Task directions:
Copy the listing below word for word, from its first line through the line containing "The wireless power transmitter 16", both included.

— Start Input rows —

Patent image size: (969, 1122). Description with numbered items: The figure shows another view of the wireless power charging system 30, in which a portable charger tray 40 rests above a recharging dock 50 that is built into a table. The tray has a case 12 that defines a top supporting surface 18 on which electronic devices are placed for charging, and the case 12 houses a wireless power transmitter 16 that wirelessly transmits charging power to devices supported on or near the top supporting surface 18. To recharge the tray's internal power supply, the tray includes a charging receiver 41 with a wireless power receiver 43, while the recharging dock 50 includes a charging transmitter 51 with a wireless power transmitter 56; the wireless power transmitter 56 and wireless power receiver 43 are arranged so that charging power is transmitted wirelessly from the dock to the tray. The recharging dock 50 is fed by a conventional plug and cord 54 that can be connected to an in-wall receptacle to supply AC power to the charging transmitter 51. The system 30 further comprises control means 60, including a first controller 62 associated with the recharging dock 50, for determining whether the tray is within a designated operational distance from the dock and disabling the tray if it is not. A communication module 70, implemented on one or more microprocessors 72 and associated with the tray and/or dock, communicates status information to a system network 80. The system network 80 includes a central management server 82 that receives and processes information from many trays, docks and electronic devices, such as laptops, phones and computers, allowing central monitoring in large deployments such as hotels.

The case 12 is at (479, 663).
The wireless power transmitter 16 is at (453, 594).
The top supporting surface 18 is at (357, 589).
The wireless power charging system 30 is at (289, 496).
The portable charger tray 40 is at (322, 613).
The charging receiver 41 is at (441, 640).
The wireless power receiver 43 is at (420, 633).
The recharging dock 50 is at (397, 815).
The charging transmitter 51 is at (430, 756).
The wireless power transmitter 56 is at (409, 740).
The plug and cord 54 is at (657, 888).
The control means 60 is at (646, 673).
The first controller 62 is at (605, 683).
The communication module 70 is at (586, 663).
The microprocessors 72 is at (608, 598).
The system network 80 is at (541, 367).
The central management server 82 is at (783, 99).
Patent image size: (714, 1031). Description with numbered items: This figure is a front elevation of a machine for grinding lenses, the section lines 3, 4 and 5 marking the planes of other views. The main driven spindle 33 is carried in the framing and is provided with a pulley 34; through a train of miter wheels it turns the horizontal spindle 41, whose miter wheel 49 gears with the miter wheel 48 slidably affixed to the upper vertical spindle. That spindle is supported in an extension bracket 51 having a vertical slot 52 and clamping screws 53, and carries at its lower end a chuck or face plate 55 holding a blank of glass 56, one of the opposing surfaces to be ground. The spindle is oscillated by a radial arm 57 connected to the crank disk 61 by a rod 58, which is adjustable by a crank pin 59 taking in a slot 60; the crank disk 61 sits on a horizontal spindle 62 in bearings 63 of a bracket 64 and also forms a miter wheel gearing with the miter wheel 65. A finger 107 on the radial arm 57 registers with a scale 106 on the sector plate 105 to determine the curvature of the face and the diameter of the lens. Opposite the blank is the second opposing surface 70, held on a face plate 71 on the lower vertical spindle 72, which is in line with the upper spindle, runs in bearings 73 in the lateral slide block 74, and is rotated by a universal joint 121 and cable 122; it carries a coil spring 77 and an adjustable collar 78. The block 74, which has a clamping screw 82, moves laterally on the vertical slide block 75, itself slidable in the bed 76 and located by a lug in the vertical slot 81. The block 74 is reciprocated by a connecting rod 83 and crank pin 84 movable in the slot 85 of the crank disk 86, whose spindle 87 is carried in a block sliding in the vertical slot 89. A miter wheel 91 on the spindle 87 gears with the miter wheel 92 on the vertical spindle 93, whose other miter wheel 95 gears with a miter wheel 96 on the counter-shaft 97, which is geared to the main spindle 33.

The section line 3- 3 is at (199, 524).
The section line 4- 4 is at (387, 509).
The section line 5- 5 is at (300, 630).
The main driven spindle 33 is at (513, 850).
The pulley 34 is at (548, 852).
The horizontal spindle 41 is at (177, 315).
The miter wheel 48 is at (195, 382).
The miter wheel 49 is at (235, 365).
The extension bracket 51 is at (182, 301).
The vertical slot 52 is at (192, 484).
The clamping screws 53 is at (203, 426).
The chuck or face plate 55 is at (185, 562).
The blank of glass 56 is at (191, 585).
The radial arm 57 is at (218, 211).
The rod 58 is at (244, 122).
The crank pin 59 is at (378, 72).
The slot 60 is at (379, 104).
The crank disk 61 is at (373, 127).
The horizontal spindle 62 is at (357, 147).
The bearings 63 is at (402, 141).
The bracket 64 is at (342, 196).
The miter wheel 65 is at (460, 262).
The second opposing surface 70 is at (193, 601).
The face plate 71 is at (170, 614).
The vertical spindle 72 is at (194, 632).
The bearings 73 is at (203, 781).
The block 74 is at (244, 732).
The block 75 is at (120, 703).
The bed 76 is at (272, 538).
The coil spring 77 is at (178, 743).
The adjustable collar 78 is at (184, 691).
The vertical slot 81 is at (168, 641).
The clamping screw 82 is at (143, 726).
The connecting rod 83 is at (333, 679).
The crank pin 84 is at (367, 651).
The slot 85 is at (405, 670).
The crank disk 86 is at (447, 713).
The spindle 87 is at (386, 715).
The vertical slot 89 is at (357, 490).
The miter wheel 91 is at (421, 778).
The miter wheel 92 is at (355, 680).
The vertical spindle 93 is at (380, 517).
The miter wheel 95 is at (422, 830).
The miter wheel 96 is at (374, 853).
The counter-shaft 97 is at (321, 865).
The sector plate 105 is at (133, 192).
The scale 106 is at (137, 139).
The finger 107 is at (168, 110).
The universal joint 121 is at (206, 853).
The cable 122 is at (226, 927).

— End Input rows —

Answer for the task:
Patent image size: (969, 1122). Description with numbered items: The figure shows another view of the wireless power charging system 30, in which a portable charger tray 40 rests above a recharging dock 50 that is built into a table. The tray has a case 12 that defines a top supporting surface 18 on which electronic devices are placed for charging, and the case 12 houses a wireless power transmitter 16 that wirelessly transmits charging power to devices supported on or near the top supporting surface 18. To recharge the tray's internal power supply, the tray includes a charging receiver 41 with a wireless power receiver 43, while the recharging dock 50 includes a charging transmitter 51 with a wireless power transmitter 56; the wireless power transmitter 56 and wireless power receiver 43 are arranged so that charging power is transmitted wirelessly from the dock to the tray. The recharging dock 50 is fed by a conventional plug and cord 54 that can be connected to an in-wall receptacle to supply AC power to the charging transmitter 51. The system 30 further comprises control means 60, including a first controller 62 associated with the recharging dock 50, for determining whether the tray is within a designated operational distance from the dock and disabling the tray if it is not. A communication module 70, implemented on one or more microprocessors 72 and associated with the tray and/or dock, communicates status information to a system network 80. The system network 80 includes a central management server 82 that receives and processes information from many trays, docks and electronic devices, such as laptops, phones and computers, allowing central monitoring in large deployments such as hotels.

The case 12 is at (479, 663).
The wireless power transmitter 16 is at (453, 594).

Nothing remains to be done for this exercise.